### GOAL
Each entry below is to be duplicated verbatim.

### STORED ROWS
-=-=-

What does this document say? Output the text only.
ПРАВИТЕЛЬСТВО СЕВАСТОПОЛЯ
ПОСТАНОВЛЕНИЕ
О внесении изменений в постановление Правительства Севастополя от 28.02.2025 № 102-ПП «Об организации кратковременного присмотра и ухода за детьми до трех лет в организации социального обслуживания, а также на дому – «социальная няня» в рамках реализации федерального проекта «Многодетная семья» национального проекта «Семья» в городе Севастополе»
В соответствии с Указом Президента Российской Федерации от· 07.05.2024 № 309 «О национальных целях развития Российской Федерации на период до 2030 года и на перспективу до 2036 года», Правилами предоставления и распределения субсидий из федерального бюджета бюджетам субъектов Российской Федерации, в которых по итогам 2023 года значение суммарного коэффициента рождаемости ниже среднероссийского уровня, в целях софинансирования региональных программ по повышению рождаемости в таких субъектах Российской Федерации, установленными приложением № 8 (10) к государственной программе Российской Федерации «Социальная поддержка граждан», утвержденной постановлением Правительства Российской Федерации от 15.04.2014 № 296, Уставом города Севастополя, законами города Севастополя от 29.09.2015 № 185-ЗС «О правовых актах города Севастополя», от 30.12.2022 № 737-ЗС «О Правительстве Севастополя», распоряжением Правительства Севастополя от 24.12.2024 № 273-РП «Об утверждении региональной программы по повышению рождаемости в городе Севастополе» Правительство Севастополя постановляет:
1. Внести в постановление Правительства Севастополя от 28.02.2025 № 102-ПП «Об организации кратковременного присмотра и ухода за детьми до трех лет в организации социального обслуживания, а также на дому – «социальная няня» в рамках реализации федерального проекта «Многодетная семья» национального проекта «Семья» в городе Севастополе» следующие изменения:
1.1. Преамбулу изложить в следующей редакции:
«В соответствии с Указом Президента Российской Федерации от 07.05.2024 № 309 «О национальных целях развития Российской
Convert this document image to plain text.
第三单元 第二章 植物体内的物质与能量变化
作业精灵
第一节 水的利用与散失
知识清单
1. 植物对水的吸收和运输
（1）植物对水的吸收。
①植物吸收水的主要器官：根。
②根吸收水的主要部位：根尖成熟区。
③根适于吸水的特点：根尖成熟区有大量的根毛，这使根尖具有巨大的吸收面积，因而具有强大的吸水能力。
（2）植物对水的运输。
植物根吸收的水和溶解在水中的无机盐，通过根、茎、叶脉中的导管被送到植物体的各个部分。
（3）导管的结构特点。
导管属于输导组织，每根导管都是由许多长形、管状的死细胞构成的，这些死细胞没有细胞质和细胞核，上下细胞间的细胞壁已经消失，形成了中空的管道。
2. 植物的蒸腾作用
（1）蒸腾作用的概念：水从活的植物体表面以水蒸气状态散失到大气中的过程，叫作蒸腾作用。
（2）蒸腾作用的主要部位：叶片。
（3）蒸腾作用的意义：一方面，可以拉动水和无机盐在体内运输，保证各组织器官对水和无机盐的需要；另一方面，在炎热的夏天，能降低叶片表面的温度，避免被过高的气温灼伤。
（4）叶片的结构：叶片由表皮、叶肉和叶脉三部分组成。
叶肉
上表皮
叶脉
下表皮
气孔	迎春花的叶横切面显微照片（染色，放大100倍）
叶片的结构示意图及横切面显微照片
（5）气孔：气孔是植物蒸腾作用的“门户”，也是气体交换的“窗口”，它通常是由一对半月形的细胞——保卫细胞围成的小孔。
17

-=-=-

### RESULT OF THE EXERCISE
What does this document say? Output the text only.
ПРАВИТЕЛЬСТВО СЕВАСТОПОЛЯ
ПОСТАНОВЛЕНИЕ
О внесении изменений в постановление Правительства Севастополя от 28.02.2025 № 102-ПП «Об организации кратковременного присмотра и ухода за детьми до трех лет в организации социального обслуживания, а также на дому – «социальная няня» в рамках реализации федерального проекта «Многодетная семья» национального проекта «Семья» в городе Севастополе»
В соответствии с Указом Президента Российской Федерации от· 07.05.2024 № 309 «О национальных целях развития Российской Федерации на период до 2030 года и на перспективу до 2036 года», Правилами предоставления и распределения субсидий из федерального бюджета бюджетам субъектов Российской Федерации, в которых по итогам 2023 года значение суммарного коэффициента рождаемости ниже среднероссийского уровня, в целях софинансирования региональных программ по повышению рождаемости в таких субъектах Российской Федерации, установленными приложением № 8 (10) к государственной программе Российской Федерации «Социальная поддержка граждан», утвержденной постановлением Правительства Российской Федерации от 15.04.2014 № 296, Уставом города Севастополя, законами города Севастополя от 29.09.2015 № 185-ЗС «О правовых актах города Севастополя», от 30.12.2022 № 737-ЗС «О Правительстве Севастополя», распоряжением Правительства Севастополя от 24.12.2024 № 273-РП «Об утверждении региональной программы по повышению рождаемости в городе Севастополе» Правительство Севастополя постановляет:
1. Внести в постановление Правительства Севастополя от 28.02.2025 № 102-ПП «Об организации кратковременного присмотра и ухода за детьми до трех лет в организации социального обслуживания, а также на дому – «социальная няня» в рамках реализации федерального проекта «Многодетная семья» национального проекта «Семья» в городе Севастополе» следующие изменения:
1.1. Преамбулу изложить в следующей редакции:
«В соответствии с Указом Президента Российской Федерации от 07.05.2024 № 309 «О национальных целях развития Российской
Convert this document image to plain text.
第三单元 第二章 植物体内的物质与能量变化
作业精灵
第一节 水的利用与散失
知识清单
1. 植物对水的吸收和运输
（1）植物对水的吸收。
①植物吸收水的主要器官：根。
②根吸收水的主要部位：根尖成熟区。
③根适于吸水的特点：根尖成熟区有大量的根毛，这使根尖具有巨大的吸收面积，因而具有强大的吸水能力。
（2）植物对水的运输。
植物根吸收的水和溶解在水中的无机盐，通过根、茎、叶脉中的导管被送到植物体的各个部分。
（3）导管的结构特点。
导管属于输导组织，每根导管都是由许多长形、管状的死细胞构成的，这些死细胞没有细胞质和细胞核，上下细胞间的细胞壁已经消失，形成了中空的管道。
2. 植物的蒸腾作用
（1）蒸腾作用的概念：水从活的植物体表面以水蒸气状态散失到大气中的过程，叫作蒸腾作用。
（2）蒸腾作用的主要部位：叶片。
（3）蒸腾作用的意义：一方面，可以拉动水和无机盐在体内运输，保证各组织器官对水和无机盐的需要；另一方面，在炎热的夏天，能降低叶片表面的温度，避免被过高的气温灼伤。
（4）叶片的结构：叶片由表皮、叶肉和叶脉三部分组成。
叶肉
上表皮
叶脉
下表皮
气孔	迎春花的叶横切面显微照片（染色，放大100倍）
叶片的结构示意图及横切面显微照片
（5）气孔：气孔是植物蒸腾作用的“门户”，也是气体交换的“窗口”，它通常是由一对半月形的细胞——保卫细胞围成的小孔。
17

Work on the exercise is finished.